- [Task] Copy every line that contains the string "Recherche" from the entries below.
______________________________
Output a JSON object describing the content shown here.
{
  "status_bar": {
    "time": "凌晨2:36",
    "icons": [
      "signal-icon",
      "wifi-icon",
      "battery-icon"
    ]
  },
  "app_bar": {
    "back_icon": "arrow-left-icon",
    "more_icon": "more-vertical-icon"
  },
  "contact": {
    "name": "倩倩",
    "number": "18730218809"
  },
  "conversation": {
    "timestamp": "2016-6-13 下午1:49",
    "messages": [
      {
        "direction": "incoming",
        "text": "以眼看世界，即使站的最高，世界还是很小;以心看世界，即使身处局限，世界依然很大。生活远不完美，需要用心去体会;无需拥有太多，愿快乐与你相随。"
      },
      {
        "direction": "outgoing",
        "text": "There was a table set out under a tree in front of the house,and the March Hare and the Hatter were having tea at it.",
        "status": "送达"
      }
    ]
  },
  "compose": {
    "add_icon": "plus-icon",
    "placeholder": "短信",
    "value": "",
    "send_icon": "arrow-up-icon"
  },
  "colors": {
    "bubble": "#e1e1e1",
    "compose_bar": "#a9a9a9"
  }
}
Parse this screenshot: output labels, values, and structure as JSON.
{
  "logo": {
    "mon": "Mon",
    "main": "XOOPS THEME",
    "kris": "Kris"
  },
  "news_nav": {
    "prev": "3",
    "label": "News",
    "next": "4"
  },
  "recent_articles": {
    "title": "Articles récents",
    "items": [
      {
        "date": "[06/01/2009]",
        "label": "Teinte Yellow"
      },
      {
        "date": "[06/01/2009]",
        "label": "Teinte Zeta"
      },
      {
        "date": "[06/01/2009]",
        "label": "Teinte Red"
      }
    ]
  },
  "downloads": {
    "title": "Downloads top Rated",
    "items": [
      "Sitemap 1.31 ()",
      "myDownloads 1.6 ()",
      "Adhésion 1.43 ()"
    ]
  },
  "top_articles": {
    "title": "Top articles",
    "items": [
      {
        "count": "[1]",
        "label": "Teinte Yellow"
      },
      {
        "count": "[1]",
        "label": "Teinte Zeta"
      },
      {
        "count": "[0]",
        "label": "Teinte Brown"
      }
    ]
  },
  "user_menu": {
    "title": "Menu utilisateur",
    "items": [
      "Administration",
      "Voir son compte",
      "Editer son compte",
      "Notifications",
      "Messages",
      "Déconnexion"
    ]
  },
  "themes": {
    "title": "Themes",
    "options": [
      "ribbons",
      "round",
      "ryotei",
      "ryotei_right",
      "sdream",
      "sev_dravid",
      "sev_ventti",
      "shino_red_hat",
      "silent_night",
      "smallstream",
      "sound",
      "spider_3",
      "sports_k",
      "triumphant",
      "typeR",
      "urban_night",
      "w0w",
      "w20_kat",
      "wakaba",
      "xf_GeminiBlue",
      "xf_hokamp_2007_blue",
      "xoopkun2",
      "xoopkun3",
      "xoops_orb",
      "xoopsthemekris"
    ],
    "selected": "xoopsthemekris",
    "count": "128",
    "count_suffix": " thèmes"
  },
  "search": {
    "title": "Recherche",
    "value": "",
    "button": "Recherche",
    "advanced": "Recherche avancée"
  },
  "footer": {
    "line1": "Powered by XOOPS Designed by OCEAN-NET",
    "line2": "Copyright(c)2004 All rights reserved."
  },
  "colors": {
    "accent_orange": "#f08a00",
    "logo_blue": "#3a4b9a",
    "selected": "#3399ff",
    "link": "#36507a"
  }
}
______________________________
- [Answer to the exercise]
    "title": "Recherche",
    "button": "Recherche",
    "advanced": "Recherche avancée"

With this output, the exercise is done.